=== Aim of the task ===
Show each line from the listing that includes the word "Paczkomaty".

=== Raw data ===
=======

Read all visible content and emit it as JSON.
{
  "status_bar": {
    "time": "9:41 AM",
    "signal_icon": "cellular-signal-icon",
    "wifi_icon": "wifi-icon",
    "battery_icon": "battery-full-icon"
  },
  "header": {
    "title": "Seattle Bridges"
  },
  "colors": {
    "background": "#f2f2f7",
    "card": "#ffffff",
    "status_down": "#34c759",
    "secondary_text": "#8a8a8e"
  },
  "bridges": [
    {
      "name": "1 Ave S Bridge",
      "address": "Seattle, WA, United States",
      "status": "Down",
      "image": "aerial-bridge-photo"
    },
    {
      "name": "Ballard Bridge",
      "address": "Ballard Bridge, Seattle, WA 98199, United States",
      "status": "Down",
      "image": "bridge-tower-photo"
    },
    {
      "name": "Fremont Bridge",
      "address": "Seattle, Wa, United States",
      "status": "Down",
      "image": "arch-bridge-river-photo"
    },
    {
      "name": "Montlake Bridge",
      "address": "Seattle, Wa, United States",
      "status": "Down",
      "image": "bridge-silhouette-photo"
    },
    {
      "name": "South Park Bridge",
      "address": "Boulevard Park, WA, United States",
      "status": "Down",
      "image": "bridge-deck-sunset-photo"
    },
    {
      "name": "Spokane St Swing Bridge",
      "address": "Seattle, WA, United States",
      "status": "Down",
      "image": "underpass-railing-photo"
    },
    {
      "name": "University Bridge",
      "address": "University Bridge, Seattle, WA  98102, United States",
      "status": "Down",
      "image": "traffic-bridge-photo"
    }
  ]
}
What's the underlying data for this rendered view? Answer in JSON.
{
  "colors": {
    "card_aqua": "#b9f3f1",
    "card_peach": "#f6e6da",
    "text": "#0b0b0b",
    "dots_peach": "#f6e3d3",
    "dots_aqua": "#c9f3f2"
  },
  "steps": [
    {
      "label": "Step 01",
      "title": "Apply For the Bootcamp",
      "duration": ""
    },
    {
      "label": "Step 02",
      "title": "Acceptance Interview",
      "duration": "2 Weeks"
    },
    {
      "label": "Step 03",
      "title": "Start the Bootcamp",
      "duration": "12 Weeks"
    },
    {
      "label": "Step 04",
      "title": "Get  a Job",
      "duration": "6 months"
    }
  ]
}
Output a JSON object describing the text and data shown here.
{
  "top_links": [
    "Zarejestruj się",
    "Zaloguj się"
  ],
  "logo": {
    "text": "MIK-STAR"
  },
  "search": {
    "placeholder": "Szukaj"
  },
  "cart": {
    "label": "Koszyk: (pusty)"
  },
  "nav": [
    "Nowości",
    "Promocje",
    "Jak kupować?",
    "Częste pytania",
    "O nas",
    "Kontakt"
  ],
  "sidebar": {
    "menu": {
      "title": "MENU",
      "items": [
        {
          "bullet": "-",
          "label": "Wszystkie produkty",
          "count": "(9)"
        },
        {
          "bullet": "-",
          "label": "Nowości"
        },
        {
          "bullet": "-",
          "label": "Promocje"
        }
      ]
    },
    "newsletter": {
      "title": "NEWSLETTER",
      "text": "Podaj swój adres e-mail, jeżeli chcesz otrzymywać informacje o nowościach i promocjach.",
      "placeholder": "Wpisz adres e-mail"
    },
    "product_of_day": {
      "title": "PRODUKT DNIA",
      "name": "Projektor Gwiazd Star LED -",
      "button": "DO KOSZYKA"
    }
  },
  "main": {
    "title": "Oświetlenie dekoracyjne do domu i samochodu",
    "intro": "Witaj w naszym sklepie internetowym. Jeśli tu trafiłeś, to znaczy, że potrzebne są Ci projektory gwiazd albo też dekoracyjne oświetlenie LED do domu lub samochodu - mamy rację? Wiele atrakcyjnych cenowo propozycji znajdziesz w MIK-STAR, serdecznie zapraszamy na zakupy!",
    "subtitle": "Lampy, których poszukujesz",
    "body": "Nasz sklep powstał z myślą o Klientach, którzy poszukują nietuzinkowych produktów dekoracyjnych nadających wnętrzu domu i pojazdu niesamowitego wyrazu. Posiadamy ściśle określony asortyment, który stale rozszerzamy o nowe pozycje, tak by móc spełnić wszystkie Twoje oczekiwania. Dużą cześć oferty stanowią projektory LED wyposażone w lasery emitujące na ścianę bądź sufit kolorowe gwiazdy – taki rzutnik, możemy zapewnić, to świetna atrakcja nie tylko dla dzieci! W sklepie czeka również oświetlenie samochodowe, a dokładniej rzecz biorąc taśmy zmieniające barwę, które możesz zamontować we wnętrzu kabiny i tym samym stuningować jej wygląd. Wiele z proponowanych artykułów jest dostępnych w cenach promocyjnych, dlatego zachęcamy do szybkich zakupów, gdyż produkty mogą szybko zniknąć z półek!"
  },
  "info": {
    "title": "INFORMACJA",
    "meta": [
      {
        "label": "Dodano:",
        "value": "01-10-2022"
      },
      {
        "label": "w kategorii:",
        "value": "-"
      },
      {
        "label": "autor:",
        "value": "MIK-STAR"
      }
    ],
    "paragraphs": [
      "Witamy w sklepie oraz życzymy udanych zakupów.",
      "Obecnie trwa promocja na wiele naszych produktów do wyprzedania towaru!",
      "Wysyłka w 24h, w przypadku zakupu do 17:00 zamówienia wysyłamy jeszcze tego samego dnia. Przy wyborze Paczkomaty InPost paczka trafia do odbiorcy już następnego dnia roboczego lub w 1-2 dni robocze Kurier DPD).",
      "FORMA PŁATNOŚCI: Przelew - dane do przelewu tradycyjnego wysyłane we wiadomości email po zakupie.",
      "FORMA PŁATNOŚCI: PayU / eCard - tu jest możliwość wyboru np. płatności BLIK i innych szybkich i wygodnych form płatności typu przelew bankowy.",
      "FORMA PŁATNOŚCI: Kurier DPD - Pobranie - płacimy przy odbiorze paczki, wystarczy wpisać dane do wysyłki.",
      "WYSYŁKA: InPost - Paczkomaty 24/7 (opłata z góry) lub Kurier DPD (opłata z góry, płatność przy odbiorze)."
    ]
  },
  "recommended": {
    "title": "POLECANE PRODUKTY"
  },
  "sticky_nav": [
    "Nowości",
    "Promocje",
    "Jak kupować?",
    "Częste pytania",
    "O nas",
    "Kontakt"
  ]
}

=======

=== Answer below ===
      "Wysyłka w 24h, w przypadku zakupu do 17:00 zamówienia wysyłamy jeszcze tego samego dnia. Przy wyborze Paczkomaty InPost paczka trafia do odbiorcy już następnego dnia roboczego lub w 1-2 dni robocze Kurier DPD).",
      "WYSYŁKA: InPost - Paczkomaty 24/7 (opłata z góry) lub Kurier DPD (opłata z góry, płatność przy odbiorze)."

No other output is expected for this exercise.